Figure dataset records
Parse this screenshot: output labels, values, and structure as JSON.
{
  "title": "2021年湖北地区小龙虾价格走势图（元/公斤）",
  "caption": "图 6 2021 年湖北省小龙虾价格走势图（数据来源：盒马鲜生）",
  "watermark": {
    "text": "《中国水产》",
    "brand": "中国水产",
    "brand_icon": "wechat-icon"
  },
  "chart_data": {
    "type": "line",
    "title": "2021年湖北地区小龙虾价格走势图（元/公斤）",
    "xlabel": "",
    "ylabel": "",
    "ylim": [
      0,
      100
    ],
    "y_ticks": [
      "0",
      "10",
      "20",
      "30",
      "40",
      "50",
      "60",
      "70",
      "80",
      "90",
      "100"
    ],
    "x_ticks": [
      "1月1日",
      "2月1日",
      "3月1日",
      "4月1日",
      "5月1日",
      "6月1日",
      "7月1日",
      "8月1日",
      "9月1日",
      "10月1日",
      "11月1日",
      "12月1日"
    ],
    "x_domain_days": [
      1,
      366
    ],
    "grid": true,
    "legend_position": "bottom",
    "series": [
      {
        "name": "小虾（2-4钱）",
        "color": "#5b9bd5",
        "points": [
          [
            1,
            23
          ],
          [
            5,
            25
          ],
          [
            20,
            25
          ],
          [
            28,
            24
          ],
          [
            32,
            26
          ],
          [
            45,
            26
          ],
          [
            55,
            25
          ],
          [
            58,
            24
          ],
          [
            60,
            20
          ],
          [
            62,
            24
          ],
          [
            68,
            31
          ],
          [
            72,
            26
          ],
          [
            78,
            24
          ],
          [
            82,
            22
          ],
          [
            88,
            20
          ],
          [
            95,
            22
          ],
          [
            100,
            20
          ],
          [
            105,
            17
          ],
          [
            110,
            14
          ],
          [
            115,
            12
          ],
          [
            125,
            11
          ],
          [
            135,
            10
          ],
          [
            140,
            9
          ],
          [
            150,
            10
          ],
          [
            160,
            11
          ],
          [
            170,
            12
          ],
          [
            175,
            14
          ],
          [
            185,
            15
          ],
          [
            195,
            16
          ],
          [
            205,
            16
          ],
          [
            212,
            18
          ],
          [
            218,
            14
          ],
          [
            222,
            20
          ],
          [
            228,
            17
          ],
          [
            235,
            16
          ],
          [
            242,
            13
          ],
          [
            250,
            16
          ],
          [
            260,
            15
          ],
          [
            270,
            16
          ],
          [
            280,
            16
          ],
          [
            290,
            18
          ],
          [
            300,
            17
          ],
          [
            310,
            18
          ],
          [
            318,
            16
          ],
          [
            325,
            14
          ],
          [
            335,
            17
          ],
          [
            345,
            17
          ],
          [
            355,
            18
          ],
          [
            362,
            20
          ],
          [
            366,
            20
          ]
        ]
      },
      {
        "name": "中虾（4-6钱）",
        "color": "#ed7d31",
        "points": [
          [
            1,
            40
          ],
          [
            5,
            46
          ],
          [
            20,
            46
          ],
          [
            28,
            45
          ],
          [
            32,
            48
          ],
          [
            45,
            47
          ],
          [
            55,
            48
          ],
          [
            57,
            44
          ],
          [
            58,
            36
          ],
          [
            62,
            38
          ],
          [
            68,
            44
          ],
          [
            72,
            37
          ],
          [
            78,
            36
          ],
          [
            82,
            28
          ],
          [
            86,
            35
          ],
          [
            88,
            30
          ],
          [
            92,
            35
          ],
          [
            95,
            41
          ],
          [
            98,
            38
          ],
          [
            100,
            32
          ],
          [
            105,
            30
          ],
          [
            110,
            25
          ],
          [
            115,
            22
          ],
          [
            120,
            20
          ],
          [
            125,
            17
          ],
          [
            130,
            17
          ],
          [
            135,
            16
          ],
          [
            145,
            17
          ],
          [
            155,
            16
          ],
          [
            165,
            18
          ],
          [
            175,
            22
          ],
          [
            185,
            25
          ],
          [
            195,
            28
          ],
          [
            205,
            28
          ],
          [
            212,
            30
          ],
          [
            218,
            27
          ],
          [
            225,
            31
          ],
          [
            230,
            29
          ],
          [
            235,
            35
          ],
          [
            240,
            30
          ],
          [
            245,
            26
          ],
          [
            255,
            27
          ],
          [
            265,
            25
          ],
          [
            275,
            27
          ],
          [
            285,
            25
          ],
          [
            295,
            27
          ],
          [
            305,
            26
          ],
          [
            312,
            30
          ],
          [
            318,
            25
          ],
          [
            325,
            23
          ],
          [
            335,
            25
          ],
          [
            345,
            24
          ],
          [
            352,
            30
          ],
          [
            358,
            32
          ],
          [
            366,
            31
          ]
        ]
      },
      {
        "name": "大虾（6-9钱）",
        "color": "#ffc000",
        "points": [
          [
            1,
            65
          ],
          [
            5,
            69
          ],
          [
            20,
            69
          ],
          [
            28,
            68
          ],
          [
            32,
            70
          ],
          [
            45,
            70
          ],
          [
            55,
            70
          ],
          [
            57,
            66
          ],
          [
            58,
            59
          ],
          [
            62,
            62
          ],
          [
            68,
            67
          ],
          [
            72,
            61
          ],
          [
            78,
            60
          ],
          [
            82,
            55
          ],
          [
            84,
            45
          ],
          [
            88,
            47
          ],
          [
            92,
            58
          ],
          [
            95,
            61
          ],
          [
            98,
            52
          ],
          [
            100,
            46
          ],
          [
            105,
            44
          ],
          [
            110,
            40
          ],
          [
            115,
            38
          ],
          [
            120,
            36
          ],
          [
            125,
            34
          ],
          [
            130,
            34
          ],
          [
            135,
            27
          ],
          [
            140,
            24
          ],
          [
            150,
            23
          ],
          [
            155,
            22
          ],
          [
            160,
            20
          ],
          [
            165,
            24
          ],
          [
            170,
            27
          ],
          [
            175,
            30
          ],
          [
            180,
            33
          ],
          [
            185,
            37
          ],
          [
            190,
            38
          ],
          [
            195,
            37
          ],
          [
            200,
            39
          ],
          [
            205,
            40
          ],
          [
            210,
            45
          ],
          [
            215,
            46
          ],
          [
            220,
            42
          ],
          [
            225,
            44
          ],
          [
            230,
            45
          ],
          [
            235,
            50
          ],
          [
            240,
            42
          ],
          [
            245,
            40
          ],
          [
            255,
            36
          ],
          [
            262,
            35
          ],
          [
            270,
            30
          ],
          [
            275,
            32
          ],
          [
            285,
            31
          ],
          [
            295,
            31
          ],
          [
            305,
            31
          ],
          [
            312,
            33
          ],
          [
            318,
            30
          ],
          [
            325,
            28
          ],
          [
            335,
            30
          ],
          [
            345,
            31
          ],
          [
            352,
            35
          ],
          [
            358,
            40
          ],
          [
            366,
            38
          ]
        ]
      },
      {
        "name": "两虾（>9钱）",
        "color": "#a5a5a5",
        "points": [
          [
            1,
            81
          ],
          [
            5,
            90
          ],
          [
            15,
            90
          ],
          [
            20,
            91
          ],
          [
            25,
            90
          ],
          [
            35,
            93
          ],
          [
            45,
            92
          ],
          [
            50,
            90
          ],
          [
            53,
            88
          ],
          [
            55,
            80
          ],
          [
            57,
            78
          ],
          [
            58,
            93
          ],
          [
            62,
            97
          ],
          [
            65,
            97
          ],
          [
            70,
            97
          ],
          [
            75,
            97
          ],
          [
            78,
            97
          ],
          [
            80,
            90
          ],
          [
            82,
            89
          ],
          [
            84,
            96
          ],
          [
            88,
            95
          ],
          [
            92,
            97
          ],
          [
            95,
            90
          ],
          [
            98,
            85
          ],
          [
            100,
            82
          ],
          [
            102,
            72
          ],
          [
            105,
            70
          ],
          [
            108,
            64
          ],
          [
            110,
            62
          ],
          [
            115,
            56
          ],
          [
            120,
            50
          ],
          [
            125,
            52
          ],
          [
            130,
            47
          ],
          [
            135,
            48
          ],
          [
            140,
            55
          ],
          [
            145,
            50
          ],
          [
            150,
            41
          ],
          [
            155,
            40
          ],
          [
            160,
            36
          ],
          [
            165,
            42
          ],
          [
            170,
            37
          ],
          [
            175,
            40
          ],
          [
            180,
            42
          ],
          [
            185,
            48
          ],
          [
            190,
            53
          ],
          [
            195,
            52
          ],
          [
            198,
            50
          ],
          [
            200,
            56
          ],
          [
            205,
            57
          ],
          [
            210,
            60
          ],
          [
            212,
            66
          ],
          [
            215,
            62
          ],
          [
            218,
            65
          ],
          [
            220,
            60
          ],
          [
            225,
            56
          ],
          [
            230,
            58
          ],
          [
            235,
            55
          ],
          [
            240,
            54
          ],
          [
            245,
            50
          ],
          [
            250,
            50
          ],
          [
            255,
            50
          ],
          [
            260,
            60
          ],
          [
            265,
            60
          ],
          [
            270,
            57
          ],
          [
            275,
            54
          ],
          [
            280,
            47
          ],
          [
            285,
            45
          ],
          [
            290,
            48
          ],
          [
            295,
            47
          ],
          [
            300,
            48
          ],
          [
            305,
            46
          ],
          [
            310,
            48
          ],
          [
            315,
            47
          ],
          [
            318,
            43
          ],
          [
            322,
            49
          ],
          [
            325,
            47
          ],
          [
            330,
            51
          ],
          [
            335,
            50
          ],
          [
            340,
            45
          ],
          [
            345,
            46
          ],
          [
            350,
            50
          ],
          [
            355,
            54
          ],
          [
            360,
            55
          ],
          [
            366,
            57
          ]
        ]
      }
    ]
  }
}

YOUR OBJECTIVE: A line counts if it holds the word "color". Work out how many lines in the listing count, and give only that number.

COMPLETED TASK: 4